• [WORK INSTRUCTIONS]
Here are some records. Copy each one exactly.

[Data entries]
* begin *

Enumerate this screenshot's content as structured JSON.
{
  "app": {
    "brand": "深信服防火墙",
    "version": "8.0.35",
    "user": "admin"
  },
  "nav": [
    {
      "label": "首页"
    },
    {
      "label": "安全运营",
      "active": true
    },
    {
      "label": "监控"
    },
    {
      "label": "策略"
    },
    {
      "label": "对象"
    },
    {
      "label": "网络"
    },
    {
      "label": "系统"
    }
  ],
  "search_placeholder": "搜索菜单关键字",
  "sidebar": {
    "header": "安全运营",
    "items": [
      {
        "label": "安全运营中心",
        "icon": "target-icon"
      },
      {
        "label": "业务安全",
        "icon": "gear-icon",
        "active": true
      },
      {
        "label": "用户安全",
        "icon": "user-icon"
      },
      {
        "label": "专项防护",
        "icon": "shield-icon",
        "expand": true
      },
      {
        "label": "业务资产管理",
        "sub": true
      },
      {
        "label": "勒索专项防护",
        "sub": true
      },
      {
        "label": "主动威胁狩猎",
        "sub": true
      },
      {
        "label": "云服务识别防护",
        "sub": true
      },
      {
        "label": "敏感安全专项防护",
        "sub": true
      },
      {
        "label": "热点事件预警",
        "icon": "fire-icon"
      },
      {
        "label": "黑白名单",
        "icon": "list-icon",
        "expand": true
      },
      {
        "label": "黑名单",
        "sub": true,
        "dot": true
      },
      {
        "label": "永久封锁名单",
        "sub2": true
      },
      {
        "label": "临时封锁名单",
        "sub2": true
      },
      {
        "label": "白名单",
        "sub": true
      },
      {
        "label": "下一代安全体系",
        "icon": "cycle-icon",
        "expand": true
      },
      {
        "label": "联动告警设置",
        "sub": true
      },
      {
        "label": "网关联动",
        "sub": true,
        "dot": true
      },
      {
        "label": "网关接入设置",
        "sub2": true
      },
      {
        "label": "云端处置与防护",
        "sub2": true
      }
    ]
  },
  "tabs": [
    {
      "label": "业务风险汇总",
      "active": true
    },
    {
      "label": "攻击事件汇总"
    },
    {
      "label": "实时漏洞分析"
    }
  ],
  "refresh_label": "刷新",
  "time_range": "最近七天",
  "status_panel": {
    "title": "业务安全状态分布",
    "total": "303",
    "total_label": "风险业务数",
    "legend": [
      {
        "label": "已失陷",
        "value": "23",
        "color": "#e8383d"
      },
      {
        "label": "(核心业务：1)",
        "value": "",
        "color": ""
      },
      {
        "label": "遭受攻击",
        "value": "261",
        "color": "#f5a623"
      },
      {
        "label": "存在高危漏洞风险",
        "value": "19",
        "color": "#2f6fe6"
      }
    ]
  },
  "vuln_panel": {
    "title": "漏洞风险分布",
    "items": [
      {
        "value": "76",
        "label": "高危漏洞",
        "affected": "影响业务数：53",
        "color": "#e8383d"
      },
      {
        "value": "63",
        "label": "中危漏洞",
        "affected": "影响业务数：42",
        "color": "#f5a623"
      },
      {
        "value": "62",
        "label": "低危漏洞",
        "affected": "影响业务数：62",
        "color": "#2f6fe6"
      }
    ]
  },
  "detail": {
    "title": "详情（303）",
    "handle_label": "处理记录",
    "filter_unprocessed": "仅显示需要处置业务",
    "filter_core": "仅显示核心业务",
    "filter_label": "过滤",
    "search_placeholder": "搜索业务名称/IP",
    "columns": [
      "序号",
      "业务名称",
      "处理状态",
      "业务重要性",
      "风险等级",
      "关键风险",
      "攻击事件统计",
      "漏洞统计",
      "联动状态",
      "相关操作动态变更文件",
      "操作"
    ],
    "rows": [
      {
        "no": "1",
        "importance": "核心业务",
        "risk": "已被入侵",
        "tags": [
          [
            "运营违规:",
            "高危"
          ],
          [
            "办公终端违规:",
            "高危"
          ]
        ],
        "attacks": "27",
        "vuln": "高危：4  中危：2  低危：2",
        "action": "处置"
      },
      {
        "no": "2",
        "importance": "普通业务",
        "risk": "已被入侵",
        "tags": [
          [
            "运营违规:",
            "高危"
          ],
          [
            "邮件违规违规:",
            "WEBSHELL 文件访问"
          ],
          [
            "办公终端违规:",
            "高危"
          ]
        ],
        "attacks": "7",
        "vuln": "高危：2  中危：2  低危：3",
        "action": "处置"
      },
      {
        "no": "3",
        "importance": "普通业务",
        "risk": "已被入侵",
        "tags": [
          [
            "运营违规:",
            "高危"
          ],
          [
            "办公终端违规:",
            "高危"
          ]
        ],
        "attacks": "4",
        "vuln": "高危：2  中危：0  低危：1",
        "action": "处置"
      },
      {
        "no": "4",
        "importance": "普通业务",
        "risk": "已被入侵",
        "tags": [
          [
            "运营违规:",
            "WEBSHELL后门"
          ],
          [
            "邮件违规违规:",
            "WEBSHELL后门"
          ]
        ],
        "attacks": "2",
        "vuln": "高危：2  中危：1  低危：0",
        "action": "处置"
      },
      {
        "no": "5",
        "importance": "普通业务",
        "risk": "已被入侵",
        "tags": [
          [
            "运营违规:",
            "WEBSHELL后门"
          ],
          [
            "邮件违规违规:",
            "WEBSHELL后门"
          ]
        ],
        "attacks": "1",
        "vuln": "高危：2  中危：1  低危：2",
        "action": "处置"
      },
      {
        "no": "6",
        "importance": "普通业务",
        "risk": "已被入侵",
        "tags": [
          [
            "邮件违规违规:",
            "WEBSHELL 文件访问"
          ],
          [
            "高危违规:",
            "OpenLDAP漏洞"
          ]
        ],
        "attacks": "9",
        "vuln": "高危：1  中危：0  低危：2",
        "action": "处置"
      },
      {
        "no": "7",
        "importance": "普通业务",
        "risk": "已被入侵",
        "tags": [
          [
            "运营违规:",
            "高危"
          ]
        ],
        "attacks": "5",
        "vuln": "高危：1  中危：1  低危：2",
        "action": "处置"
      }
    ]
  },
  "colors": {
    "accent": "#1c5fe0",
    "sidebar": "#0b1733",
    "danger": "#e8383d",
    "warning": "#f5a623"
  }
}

* end *

• [RESPONSE TO THE EXERCISE]
Enumerate this screenshot's content as structured JSON.
{
  "app": {
    "brand": "深信服防火墙",
    "version": "8.0.35",
    "user": "admin"
  },
  "nav": [
    {
      "label": "首页"
    },
    {
      "label": "安全运营",
      "active": true
    },
    {
      "label": "监控"
    },
    {
      "label": "策略"
    },
    {
      "label": "对象"
    },
    {
      "label": "网络"
    },
    {
      "label": "系统"
    }
  ],
  "search_placeholder": "搜索菜单关键字",
  "sidebar": {
    "header": "安全运营",
    "items": [
      {
        "label": "安全运营中心",
        "icon": "target-icon"
      },
      {
        "label": "业务安全",
        "icon": "gear-icon",
        "active": true
      },
      {
        "label": "用户安全",
        "icon": "user-icon"
      },
      {
        "label": "专项防护",
        "icon": "shield-icon",
        "expand": true
      },
      {
        "label": "业务资产管理",
        "sub": true
      },
      {
        "label": "勒索专项防护",
        "sub": true
      },
      {
        "label": "主动威胁狩猎",
        "sub": true
      },
      {
        "label": "云服务识别防护",
        "sub": true
      },
      {
        "label": "敏感安全专项防护",
        "sub": true
      },
      {
        "label": "热点事件预警",
        "icon": "fire-icon"
      },
      {
        "label": "黑白名单",
        "icon": "list-icon",
        "expand": true
      },
      {
        "label": "黑名单",
        "sub": true,
        "dot": true
      },
      {
        "label": "永久封锁名单",
        "sub2": true
      },
      {
        "label": "临时封锁名单",
        "sub2": true
      },
      {
        "label": "白名单",
        "sub": true
      },
      {
        "label": "下一代安全体系",
        "icon": "cycle-icon",
        "expand": true
      },
      {
        "label": "联动告警设置",
        "sub": true
      },
      {
        "label": "网关联动",
        "sub": true,
        "dot": true
      },
      {
        "label": "网关接入设置",
        "sub2": true
      },
      {
        "label": "云端处置与防护",
        "sub2": true
      }
    ]
  },
  "tabs": [
    {
      "label": "业务风险汇总",
      "active": true
    },
    {
      "label": "攻击事件汇总"
    },
    {
      "label": "实时漏洞分析"
    }
  ],
  "refresh_label": "刷新",
  "time_range": "最近七天",
  "status_panel": {
    "title": "业务安全状态分布",
    "total": "303",
    "total_label": "风险业务数",
    "legend": [
      {
        "label": "已失陷",
        "value": "23",
        "color": "#e8383d"
      },
      {
        "label": "(核心业务：1)",
        "value": "",
        "color": ""
      },
      {
        "label": "遭受攻击",
        "value": "261",
        "color": "#f5a623"
      },
      {
        "label": "存在高危漏洞风险",
        "value": "19",
        "color": "#2f6fe6"
      }
    ]
  },
  "vuln_panel": {
    "title": "漏洞风险分布",
    "items": [
      {
        "value": "76",
        "label": "高危漏洞",
        "affected": "影响业务数：53",
        "color": "#e8383d"
      },
      {
        "value": "63",
        "label": "中危漏洞",
        "affected": "影响业务数：42",
        "color": "#f5a623"
      },
      {
        "value": "62",
        "label": "低危漏洞",
        "affected": "影响业务数：62",
        "color": "#2f6fe6"
      }
    ]
  },
  "detail": {
    "title": "详情（303）",
    "handle_label": "处理记录",
    "filter_unprocessed": "仅显示需要处置业务",
    "filter_core": "仅显示核心业务",
    "filter_label": "过滤",
    "search_placeholder": "搜索业务名称/IP",
    "columns": [
      "序号",
      "业务名称",
      "处理状态",
      "业务重要性",
      "风险等级",
      "关键风险",
      "攻击事件统计",
      "漏洞统计",
      "联动状态",
      "相关操作动态变更文件",
      "操作"
    ],
    "rows": [
      {
        "no": "1",
        "importance": "核心业务",
        "risk": "已被入侵",
        "tags": [
          [
            "运营违规:",
            "高危"
          ],
          [
            "办公终端违规:",
            "高危"
          ]
        ],
        "attacks": "27",
        "vuln": "高危：4  中危：2  低危：2",
        "action": "处置"
      },
      {
        "no": "2",
        "importance": "普通业务",
        "risk": "已被入侵",
        "tags": [
          [
            "运营违规:",
            "高危"
          ],
          [
            "邮件违规违规:",
            "WEBSHELL 文件访问"
          ],
          [
            "办公终端违规:",
            "高危"
          ]
        ],
        "attacks": "7",
        "vuln": "高危：2  中危：2  低危：3",
        "action": "处置"
      },
      {
        "no": "3",
        "importance": "普通业务",
        "risk": "已被入侵",
        "tags": [
          [
            "运营违规:",
            "高危"
          ],
          [
            "办公终端违规:",
            "高危"
          ]
        ],
        "attacks": "4",
        "vuln": "高危：2  中危：0  低危：1",
        "action": "处置"
      },
      {
        "no": "4",
        "importance": "普通业务",
        "risk": "已被入侵",
        "tags": [
          [
            "运营违规:",
            "WEBSHELL后门"
          ],
          [
            "邮件违规违规:",
            "WEBSHELL后门"
          ]
        ],
        "attacks": "2",
        "vuln": "高危：2  中危：1  低危：0",
        "action": "处置"
      },
      {
        "no": "5",
        "importance": "普通业务",
        "risk": "已被入侵",
        "tags": [
          [
            "运营违规:",
            "WEBSHELL后门"
          ],
          [
            "邮件违规违规:",
            "WEBSHELL后门"
          ]
        ],
        "attacks": "1",
        "vuln": "高危：2  中危：1  低危：2",
        "action": "处置"
      },
      {
        "no": "6",
        "importance": "普通业务",
        "risk": "已被入侵",
        "tags": [
          [
            "邮件违规违规:",
            "WEBSHELL 文件访问"
          ],
          [
            "高危违规:",
            "OpenLDAP漏洞"
          ]
        ],
        "attacks": "9",
        "vuln": "高危：1  中危：0  低危：2",
        "action": "处置"
      },
      {
        "no": "7",
        "importance": "普通业务",
        "risk": "已被入侵",
        "tags": [
          [
            "运营违规:",
            "高危"
          ]
        ],
        "attacks": "5",
        "vuln": "高危：1  中危：1  低危：2",
        "action": "处置"
      }
    ]
  },
  "colors": {
    "accent": "#1c5fe0",
    "sidebar": "#0b1733",
    "danger": "#e8383d",
    "warning": "#f5a623"
  }
}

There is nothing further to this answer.